[ELENCO DELLE CONSEGNE]
A - Indica se ciascuna delle affermazioni seguenti concorda con il brano sul Safe Harbor, rispondendo sì o no e citando alla lettera le parole decisive del brano. (i) L'Autorità ha adottato l'autorizzazione il 10 ottobre 2001. (ii) Il documento della Commissione europea del 13 febbraio 2002 è un rapporto definitivo. (iii) Al 19 aprile 2002 le organizzazioni che avevano autocertificato la propria adesione ai principi erano 183.
B - Secondo il brano sul Safe Harbor, in quale data il Parlamento europeo aveva adottato la risoluzione con cui invitava la Commissione a monitorare da vicino il sistema dell'approdo sicuro?
C - Riprendi il brano sul Safe Harbor e proseguilo a partire dall'ultima frase riportata.
-------- BRANO DI TESTO --------
La deliberazione del Garante attuativa della decisione, al momento in cui il presente testo viene redatto, è in fase di predisposizione.

 

57. "Safe Harbor"
Il 10 Ottobre 2001 l´Autorità ha adottato un´autorizzazione (pubblicata in G.U. 26 novembre 2001) che attua la decisione n. 2000/520/CE, in base alla quale la Commissione europea ha riconosciuto che i principi internazionali di riservatezza del Safe Harbor (letteralmente, "approdo sicuro"), pubblicati dal Dipartimento del commercio degli Stati Uniti, costituiscono un´adeguata protezione ai fini del trasferimento di dati personali dall´Unione europea verso tale Paese. Dei principi e della complessa negoziazione che ha portato alla loro determinazione si è detto nella precedente relazione (v. Relazione  2000, p. 86).

Anche in questa autorizzazione il Garante si riserva di controllare la legittimità dei trasferimenti e di adottare i provvedimenti ad essa eventualmente conseguenti.

Sull´applicazione della decisione 2000/520/CE, la Commissione europea ha adottato un primo documento il 13 febbraio 2002, corrispondendo a quanto auspicato dal Parlamento europeo che, con risoluzione del 5 luglio 2000, aveva invitato la Commissione ad assicurare uno stretto monitoraggio del funzionamento del sistema dell´approdo sicuro.

Il documento si basa su informazioni raccolte in Europa presso le autorità di garanzia dei Paesi membri e negli Stati Uniti, presso il sito Internet del Dipartimento del commercio, autorità pubbliche e private in vario modo interessate all´esecuzione dei principi, nonché presso i siti delle organizzazioni aderenti all´accordo alla data del 4 giugno 2001.

Si tratta di un rapporto provvisorio che offre, comunque, significativi spunti di riflessione ed evidenzia alcuni punti critici sulle carenze che si registrano in termini di effettiva applicazione dell´Accordo e di trasparenza in relazione alle prassi applicative ed alle decisioni adottate sulle dispute. In sintesi, viene anzitutto rilevata l´importanza, in termini di semplificazione e riduzione delle incertezze, di aver identificato uno standard che corrisponde all´adeguata protezione richiesta dalla direttiva, e viene altresì osservato, in linea generale, che i principi, tanto negli Usa quanto nell´Ue, sono in atto.

In proposito, per quanto riguarda gli Stati uniti, il Dipartimento del commercio cura l´elenco pubblico delle organizzazioni insediate negli Usa che hanno autocertificato la propria adesione ai principi (183 al 19 aprile 2002) ed ha assunto  iniziative opportune per far conoscere agli operatori il contenuto dell´Accordo. Per quanto concerne invece l´Unione europea, i Paesi membri hanno adottato, ove richieste dai loro ordinamenti interni, le misure necessarie per consentire il flusso dei dati verso gli aderenti all´Accordo, ed è stato reso operativo l´elenco di autorità garanti cui possono rivolgersi gli aderenti per la soluzione delle dispute negli Usa.
-------- MATERIALE FORNITO --------
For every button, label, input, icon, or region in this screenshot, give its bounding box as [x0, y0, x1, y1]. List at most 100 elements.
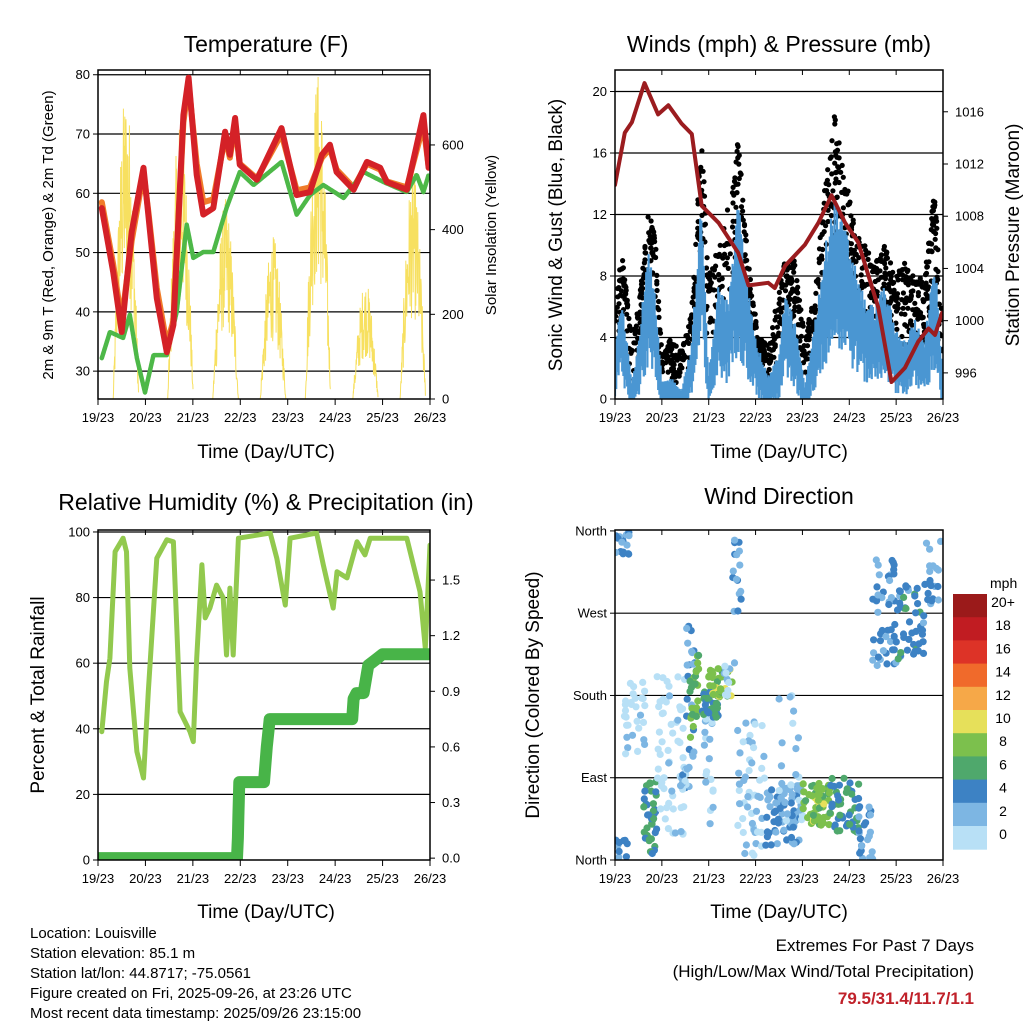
--------
[RISULTATI ATTESI]
A -
(i) Sì: "Il 10 Ottobre 2001 l´Autorità ha adottato un´autorizzazione".
(ii) No: "Si tratta di un rapporto provvisorio".
(iii) Sì: "hanno autocertificato la propria adesione ai principi (183 al 19 aprile 2002)".

B - Il 5 luglio 2000.

C -
Dei pochi interpelli negli Usa provenienti da cittadini, a conoscenza della Commissione, nessuno è rimasto in sospeso.

Sono stati segnalati alcuni problemi invece, per quanto riguarda, in sintesi, il grado di trasparenza richiesto agli aderenti all´Accordo: sia perché dai loro siti Internet non sempre risulta dichiarata o agevolmente visibile la dichiarazione di adesione ai principi; sia perché le politiche sulla privacy adottate non riflettono sistematicamente i principi stessi; sia perché i cittadini che vogliono esercitare i loro diritti sui dati che li riguardano sono spesso tenuti all´oscuro dei modi per farlo.

Inoltre, gli enti di risoluzione delle controversie possono operare senza dover pubblicamente dichiarare l´intenzione di applicare i principi, ovvero senza dover seguire pratiche di tutela della privacy ad essi conformi, ancorché solo 2 enti sui 6 operanti non abbiano né autocertificato la loro adesione ai principi, né dichiarato pubblicamente di agire quali enti di risoluzione di controversie per gli aderenti all´approdo sicuro.

Almeno una parte di tali problemi è stata imputata a "difetti di avviamento", ed i servizi della Commissione hanno positivamente accolto la disponibilità espressa dal Dipartimento statunitense del commercio al miglioramento del sistema.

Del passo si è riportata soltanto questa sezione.